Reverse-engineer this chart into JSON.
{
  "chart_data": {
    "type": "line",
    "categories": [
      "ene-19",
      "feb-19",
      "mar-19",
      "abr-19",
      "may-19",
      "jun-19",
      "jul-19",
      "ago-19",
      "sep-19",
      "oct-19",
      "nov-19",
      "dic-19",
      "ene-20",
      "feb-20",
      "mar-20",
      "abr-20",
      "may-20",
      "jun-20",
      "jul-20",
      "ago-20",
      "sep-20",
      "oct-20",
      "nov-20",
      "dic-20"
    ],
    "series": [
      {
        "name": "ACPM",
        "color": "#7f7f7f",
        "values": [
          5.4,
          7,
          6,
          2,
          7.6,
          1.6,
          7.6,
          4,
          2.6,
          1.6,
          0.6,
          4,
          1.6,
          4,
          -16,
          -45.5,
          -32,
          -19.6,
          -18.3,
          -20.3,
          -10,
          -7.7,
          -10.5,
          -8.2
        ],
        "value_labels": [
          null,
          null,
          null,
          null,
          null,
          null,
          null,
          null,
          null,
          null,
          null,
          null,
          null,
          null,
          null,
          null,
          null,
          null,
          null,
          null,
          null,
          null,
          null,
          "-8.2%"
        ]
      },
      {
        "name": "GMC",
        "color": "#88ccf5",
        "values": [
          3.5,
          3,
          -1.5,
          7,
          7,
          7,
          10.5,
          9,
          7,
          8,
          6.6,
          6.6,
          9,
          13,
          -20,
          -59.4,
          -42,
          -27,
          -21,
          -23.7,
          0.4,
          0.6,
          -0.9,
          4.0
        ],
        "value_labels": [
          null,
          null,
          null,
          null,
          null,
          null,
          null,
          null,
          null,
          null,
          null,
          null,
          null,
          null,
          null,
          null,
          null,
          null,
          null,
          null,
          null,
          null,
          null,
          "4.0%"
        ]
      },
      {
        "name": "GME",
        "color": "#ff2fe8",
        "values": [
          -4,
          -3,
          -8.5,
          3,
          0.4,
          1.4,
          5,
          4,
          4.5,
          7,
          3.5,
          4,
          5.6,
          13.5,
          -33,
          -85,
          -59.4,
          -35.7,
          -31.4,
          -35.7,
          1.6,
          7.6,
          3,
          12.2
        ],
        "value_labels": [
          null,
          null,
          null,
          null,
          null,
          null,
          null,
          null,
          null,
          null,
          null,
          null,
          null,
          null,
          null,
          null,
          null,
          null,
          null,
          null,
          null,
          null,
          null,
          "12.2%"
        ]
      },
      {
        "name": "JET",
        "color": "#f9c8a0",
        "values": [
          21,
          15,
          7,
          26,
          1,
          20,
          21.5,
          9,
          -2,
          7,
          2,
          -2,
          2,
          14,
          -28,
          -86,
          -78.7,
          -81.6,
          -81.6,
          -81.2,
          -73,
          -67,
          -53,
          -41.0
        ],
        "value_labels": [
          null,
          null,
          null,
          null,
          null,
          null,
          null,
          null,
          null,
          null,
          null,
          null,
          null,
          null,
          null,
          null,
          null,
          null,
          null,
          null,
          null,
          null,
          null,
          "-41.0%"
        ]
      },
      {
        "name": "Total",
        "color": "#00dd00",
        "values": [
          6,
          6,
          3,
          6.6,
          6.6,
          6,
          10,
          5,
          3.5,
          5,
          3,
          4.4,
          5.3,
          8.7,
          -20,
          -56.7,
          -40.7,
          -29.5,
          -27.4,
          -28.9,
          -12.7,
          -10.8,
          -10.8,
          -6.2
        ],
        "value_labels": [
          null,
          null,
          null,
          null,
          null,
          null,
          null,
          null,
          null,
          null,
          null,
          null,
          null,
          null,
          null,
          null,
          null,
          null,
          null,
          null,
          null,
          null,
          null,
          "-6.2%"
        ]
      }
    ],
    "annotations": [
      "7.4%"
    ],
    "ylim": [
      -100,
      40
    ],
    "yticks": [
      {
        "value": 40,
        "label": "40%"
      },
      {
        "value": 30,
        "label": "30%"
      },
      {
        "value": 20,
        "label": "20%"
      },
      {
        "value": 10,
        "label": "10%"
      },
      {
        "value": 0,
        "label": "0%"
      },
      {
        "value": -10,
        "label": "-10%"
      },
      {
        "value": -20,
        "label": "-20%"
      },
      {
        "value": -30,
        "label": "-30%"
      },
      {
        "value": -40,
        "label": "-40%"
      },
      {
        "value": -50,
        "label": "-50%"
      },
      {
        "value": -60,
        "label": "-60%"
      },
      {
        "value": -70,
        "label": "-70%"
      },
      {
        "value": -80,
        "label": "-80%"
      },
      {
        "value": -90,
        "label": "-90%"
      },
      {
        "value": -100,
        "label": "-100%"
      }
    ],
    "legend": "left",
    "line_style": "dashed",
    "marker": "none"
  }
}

== == ==

• The problem: In the records above, how many lines include "color"? Give that number and nothing more.

• Written reply: 5